• Exercise prompt:
Copy, in full, each line of the material that holds the word "profiles".

• Given records:

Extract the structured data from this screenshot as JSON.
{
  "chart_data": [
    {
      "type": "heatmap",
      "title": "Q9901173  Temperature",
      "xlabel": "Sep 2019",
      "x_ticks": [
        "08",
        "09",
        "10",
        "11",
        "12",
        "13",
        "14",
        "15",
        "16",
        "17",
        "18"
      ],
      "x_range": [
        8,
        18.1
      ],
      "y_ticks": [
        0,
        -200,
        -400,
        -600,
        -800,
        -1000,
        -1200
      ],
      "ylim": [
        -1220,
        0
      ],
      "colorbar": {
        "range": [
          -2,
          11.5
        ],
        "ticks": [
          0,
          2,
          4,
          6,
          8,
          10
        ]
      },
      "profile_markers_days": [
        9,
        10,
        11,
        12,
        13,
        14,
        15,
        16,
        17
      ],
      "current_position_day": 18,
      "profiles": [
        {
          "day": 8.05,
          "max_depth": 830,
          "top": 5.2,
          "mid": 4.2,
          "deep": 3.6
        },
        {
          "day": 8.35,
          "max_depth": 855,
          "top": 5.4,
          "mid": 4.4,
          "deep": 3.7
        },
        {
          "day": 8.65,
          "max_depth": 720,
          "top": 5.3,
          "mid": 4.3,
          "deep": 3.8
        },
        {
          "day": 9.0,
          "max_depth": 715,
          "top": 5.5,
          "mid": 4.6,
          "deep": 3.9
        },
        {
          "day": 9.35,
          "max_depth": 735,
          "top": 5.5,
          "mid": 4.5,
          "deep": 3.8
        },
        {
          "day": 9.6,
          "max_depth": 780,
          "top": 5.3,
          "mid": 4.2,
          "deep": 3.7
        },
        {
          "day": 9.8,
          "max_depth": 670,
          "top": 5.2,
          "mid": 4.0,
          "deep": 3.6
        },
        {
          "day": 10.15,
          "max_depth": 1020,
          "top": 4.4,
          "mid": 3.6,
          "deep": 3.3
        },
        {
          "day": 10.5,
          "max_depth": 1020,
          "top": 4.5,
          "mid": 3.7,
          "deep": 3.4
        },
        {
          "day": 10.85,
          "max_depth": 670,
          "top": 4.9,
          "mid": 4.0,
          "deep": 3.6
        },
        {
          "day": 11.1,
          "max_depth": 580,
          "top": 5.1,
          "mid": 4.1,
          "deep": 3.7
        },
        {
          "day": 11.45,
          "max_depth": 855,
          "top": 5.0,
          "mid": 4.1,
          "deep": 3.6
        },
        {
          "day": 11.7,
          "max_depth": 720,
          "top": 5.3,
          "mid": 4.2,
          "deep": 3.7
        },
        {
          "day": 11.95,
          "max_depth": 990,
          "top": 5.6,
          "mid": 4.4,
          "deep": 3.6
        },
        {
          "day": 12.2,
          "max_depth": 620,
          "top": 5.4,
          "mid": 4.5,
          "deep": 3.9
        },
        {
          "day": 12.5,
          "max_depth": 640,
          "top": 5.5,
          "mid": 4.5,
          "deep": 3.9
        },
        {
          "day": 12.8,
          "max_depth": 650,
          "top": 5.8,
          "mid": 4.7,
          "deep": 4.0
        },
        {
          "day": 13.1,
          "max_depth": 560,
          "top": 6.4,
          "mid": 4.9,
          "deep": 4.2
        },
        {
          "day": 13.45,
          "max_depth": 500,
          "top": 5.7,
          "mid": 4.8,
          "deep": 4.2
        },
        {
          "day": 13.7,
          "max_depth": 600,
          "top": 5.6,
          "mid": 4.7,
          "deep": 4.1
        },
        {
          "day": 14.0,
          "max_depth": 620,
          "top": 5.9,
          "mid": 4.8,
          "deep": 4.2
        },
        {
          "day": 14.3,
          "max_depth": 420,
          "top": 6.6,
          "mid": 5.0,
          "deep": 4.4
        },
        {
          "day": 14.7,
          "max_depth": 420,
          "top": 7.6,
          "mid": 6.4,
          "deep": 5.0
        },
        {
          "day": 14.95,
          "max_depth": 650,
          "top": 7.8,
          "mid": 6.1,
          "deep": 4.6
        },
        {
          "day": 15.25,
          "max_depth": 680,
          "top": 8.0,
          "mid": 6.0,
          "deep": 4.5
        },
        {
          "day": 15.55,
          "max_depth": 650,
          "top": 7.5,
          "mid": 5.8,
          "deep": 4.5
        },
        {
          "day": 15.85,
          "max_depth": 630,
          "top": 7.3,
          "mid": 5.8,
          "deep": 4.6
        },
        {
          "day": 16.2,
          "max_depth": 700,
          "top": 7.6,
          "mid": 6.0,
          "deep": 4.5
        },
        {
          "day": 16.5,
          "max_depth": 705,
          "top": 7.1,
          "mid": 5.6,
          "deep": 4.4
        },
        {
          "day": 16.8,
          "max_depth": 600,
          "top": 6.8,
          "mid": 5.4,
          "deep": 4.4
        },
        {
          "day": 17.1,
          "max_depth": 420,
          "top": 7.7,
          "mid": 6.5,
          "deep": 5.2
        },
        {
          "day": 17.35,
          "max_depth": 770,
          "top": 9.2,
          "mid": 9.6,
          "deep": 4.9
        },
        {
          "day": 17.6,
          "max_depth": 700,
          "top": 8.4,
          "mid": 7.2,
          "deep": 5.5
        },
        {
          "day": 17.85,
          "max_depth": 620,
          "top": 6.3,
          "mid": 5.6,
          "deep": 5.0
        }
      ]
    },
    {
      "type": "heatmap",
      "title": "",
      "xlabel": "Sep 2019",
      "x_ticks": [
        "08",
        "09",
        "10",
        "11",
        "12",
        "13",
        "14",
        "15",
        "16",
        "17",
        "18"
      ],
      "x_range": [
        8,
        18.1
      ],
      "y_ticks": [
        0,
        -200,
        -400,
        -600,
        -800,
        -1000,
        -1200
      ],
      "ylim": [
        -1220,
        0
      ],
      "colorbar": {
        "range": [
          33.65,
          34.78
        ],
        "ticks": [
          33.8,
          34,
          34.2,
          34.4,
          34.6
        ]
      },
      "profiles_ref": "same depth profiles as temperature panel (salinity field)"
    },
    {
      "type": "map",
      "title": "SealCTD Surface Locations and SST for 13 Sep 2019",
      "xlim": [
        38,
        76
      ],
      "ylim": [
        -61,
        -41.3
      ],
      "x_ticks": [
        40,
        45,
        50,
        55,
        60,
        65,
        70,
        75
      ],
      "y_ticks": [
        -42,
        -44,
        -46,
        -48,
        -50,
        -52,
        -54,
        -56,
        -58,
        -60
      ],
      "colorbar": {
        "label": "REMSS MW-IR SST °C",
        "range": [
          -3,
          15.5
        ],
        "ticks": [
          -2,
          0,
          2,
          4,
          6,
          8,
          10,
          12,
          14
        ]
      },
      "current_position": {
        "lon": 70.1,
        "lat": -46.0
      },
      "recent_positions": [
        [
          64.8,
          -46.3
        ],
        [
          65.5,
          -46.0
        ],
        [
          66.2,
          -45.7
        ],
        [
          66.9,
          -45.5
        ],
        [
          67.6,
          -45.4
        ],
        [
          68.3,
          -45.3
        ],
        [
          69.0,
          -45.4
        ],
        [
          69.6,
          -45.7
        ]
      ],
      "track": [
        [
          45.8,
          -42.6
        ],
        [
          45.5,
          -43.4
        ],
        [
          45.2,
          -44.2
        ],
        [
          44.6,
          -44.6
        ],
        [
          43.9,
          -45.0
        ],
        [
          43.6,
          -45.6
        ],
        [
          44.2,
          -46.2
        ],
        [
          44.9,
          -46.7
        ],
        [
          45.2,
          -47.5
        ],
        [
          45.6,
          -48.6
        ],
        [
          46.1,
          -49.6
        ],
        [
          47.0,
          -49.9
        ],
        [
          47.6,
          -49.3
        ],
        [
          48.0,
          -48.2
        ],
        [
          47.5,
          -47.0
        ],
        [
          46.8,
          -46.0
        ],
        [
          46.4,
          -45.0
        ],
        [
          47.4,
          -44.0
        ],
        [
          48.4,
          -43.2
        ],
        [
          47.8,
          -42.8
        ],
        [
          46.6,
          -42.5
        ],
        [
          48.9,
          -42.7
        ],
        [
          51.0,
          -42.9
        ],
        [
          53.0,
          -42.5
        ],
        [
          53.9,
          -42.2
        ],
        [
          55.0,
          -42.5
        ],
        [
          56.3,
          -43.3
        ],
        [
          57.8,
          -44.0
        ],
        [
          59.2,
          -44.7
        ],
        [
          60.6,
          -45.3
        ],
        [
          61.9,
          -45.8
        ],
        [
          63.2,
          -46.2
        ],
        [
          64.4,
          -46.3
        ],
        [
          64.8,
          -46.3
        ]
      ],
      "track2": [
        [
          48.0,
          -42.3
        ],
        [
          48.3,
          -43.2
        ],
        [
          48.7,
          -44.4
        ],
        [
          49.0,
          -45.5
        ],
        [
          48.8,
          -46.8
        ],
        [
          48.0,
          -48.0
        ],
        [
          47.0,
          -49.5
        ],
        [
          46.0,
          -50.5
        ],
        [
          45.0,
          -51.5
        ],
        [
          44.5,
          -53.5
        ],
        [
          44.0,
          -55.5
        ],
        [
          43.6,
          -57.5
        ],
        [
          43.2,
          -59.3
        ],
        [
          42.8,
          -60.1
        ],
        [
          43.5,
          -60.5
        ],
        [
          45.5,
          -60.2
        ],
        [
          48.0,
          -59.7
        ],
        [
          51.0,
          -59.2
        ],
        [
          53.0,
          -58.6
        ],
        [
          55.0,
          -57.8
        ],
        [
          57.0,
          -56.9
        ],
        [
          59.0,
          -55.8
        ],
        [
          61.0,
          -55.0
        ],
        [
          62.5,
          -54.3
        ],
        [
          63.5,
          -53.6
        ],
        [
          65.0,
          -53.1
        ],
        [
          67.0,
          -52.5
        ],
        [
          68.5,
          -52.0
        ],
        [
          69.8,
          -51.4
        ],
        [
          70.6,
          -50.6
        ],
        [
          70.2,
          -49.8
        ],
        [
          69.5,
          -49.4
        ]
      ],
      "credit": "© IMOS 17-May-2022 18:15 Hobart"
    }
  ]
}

• Solution to this problem:
      "profiles": [
      "profiles_ref": "same depth profiles as temperature panel (salinity field)"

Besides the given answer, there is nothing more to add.